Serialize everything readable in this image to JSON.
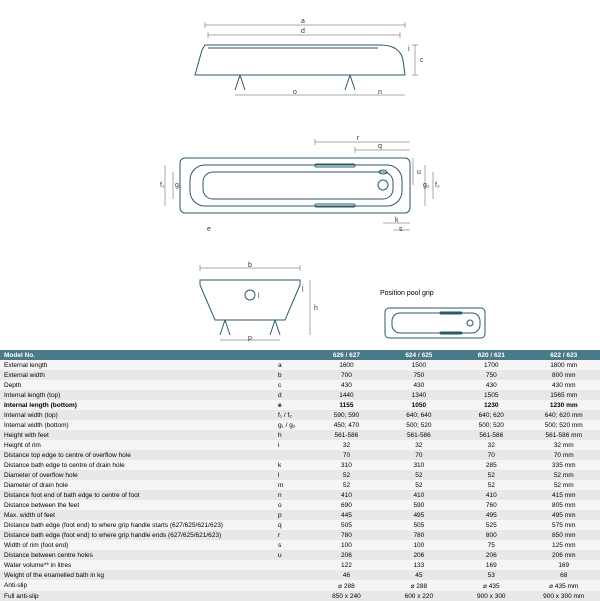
{
  "grip_caption": "Position pool grip",
  "headers": {
    "model": "Model No.",
    "c1": "626 / 627",
    "c2": "624 / 625",
    "c3": "620 / 621",
    "c4": "622 / 623"
  },
  "rows": [
    {
      "label": "External length",
      "sym": "a",
      "v": [
        "1600",
        "1500",
        "1700",
        "1800 mm"
      ],
      "bold": false
    },
    {
      "label": "External width",
      "sym": "b",
      "v": [
        "700",
        "750",
        "750",
        "800 mm"
      ],
      "bold": false
    },
    {
      "label": "Depth",
      "sym": "c",
      "v": [
        "430",
        "430",
        "430",
        "430 mm"
      ],
      "bold": false
    },
    {
      "label": "Internal length (top)",
      "sym": "d",
      "v": [
        "1440",
        "1340",
        "1505",
        "1565 mm"
      ],
      "bold": false
    },
    {
      "label": "Internal length (bottom)",
      "sym": "e",
      "v": [
        "1155",
        "1050",
        "1230",
        "1230 mm"
      ],
      "bold": true
    },
    {
      "label": "Internal width (top)",
      "sym": "f₁ / f₂",
      "v": [
        "590; 590",
        "640; 640",
        "640; 620",
        "640; 620 mm"
      ],
      "bold": false
    },
    {
      "label": "Internal width (bottom)",
      "sym": "g₁ / g₂",
      "v": [
        "450; 470",
        "500; 520",
        "500; 520",
        "500; 520 mm"
      ],
      "bold": false
    },
    {
      "label": "Height with feet",
      "sym": "h",
      "v": [
        "561-586",
        "561-586",
        "561-586",
        "561-586 mm"
      ],
      "bold": false
    },
    {
      "label": "Height of rim",
      "sym": "i",
      "v": [
        "32",
        "32",
        "32",
        "32 mm"
      ],
      "bold": false
    },
    {
      "label": "Distance top edge to centre of overflow hole",
      "sym": "",
      "v": [
        "70",
        "70",
        "70",
        "70 mm"
      ],
      "bold": false
    },
    {
      "label": "Distance bath edge to centre of drain hole",
      "sym": "k",
      "v": [
        "310",
        "310",
        "285",
        "335 mm"
      ],
      "bold": false
    },
    {
      "label": "Diameter of overflow hole",
      "sym": "l",
      "v": [
        "52",
        "52",
        "52",
        "52 mm"
      ],
      "bold": false
    },
    {
      "label": "Diameter of drain hole",
      "sym": "m",
      "v": [
        "52",
        "52",
        "52",
        "52 mm"
      ],
      "bold": false
    },
    {
      "label": "Distance foot end of bath edge to centre of foot",
      "sym": "n",
      "v": [
        "410",
        "410",
        "410",
        "415 mm"
      ],
      "bold": false
    },
    {
      "label": "Distance between the feet",
      "sym": "o",
      "v": [
        "690",
        "590",
        "760",
        "805 mm"
      ],
      "bold": false
    },
    {
      "label": "Max. width of feet",
      "sym": "p",
      "v": [
        "445",
        "495",
        "495",
        "495 mm"
      ],
      "bold": false
    },
    {
      "label": "Distance bath edge (foot end) to where grip handle starts (627/625/621/623)",
      "sym": "q",
      "v": [
        "505",
        "505",
        "525",
        "575 mm"
      ],
      "bold": false
    },
    {
      "label": "Distance bath edge (foot end) to where grip handle ends (627/625/621/623)",
      "sym": "r",
      "v": [
        "780",
        "780",
        "800",
        "850 mm"
      ],
      "bold": false
    },
    {
      "label": "Width of rim (foot end)",
      "sym": "s",
      "v": [
        "100",
        "100",
        "75",
        "125 mm"
      ],
      "bold": false
    },
    {
      "label": "Distance between centre holes",
      "sym": "u",
      "v": [
        "206",
        "206",
        "206",
        "206 mm"
      ],
      "bold": false
    },
    {
      "label": "Water volume** in litres",
      "sym": "",
      "v": [
        "122",
        "133",
        "169",
        "169"
      ],
      "bold": false
    },
    {
      "label": "Weight of the enamelled bath in kg",
      "sym": "",
      "v": [
        "46",
        "45",
        "53",
        "68"
      ],
      "bold": false
    },
    {
      "label": "Anti-slip",
      "sym": "",
      "v": [
        "⌀ 288",
        "⌀ 288",
        "⌀ 435",
        "⌀ 435 mm"
      ],
      "bold": false
    },
    {
      "label": "Full anti-slip",
      "sym": "",
      "v": [
        "850 x 240",
        "600 x 220",
        "900 x 300",
        "900 x 300 mm"
      ],
      "bold": false
    }
  ],
  "stroke": "#2a5a6a",
  "stroke_thin": "#555"
}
● ● ●
* [Set task] Every line of the material is to be quoted exactly, with no pictures carried over.

* [Expected answer]
Serialize everything readable in this image to JSON.
{
  "grip_caption": "Position pool grip",
  "headers": {
    "model": "Model No.",
    "c1": "626 / 627",
    "c2": "624 / 625",
    "c3": "620 / 621",
    "c4": "622 / 623"
  },
  "rows": [
    {
      "label": "External length",
      "sym": "a",
      "v": [
        "1600",
        "1500",
        "1700",
        "1800 mm"
      ],
      "bold": false
    },
    {
      "label": "External width",
      "sym": "b",
      "v": [
        "700",
        "750",
        "750",
        "800 mm"
      ],
      "bold": false
    },
    {
      "label": "Depth",
      "sym": "c",
      "v": [
        "430",
        "430",
        "430",
        "430 mm"
      ],
      "bold": false
    },
    {
      "label": "Internal length (top)",
      "sym": "d",
      "v": [
        "1440",
        "1340",
        "1505",
        "1565 mm"
      ],
      "bold": false
    },
    {
      "label": "Internal length (bottom)",
      "sym": "e",
      "v": [
        "1155",
        "1050",
        "1230",
        "1230 mm"
      ],
      "bold": true
    },
    {
      "label": "Internal width (top)",
      "sym": "f₁ / f₂",
      "v": [
        "590; 590",
        "640; 640",
        "640; 620",
        "640; 620 mm"
      ],
      "bold": false
    },
    {
      "label": "Internal width (bottom)",
      "sym": "g₁ / g₂",
      "v": [
        "450; 470",
        "500; 520",
        "500; 520",
        "500; 520 mm"
      ],
      "bold": false
    },
    {
      "label": "Height with feet",
      "sym": "h",
      "v": [
        "561-586",
        "561-586",
        "561-586",
        "561-586 mm"
      ],
      "bold": false
    },
    {
      "label": "Height of rim",
      "sym": "i",
      "v": [
        "32",
        "32",
        "32",
        "32 mm"
      ],
      "bold": false
    },
    {
      "label": "Distance top edge to centre of overflow hole",
      "sym": "",
      "v": [
        "70",
        "70",
        "70",
        "70 mm"
      ],
      "bold": false
    },
    {
      "label": "Distance bath edge to centre of drain hole",
      "sym": "k",
      "v": [
        "310",
        "310",
        "285",
        "335 mm"
      ],
      "bold": false
    },
    {
      "label": "Diameter of overflow hole",
      "sym": "l",
      "v": [
        "52",
        "52",
        "52",
        "52 mm"
      ],
      "bold": false
    },
    {
      "label": "Diameter of drain hole",
      "sym": "m",
      "v": [
        "52",
        "52",
        "52",
        "52 mm"
      ],
      "bold": false
    },
    {
      "label": "Distance foot end of bath edge to centre of foot",
      "sym": "n",
      "v": [
        "410",
        "410",
        "410",
        "415 mm"
      ],
      "bold": false
    },
    {
      "label": "Distance between the feet",
      "sym": "o",
      "v": [
        "690",
        "590",
        "760",
        "805 mm"
      ],
      "bold": false
    },
    {
      "label": "Max. width of feet",
      "sym": "p",
      "v": [
        "445",
        "495",
        "495",
        "495 mm"
      ],
      "bold": false
    },
    {
      "label": "Distance bath edge (foot end) to where grip handle starts (627/625/621/623)",
      "sym": "q",
      "v": [
        "505",
        "505",
        "525",
        "575 mm"
      ],
      "bold": false
    },
    {
      "label": "Distance bath edge (foot end) to where grip handle ends (627/625/621/623)",
      "sym": "r",
      "v": [
        "780",
        "780",
        "800",
        "850 mm"
      ],
      "bold": false
    },
    {
      "label": "Width of rim (foot end)",
      "sym": "s",
      "v": [
        "100",
        "100",
        "75",
        "125 mm"
      ],
      "bold": false
    },
    {
      "label": "Distance between centre holes",
      "sym": "u",
      "v": [
        "206",
        "206",
        "206",
        "206 mm"
      ],
      "bold": false
    },
    {
      "label": "Water volume** in litres",
      "sym": "",
      "v": [
        "122",
        "133",
        "169",
        "169"
      ],
      "bold": false
    },
    {
      "label": "Weight of the enamelled bath in kg",
      "sym": "",
      "v": [
        "46",
        "45",
        "53",
        "68"
      ],
      "bold": false
    },
    {
      "label": "Anti-slip",
      "sym": "",
      "v": [
        "⌀ 288",
        "⌀ 288",
        "⌀ 435",
        "⌀ 435 mm"
      ],
      "bold": false
    },
    {
      "label": "Full anti-slip",
      "sym": "",
      "v": [
        "850 x 240",
        "600 x 220",
        "900 x 300",
        "900 x 300 mm"
      ],
      "bold": false
    }
  ],
  "stroke": "#2a5a6a",
  "stroke_thin": "#555"
}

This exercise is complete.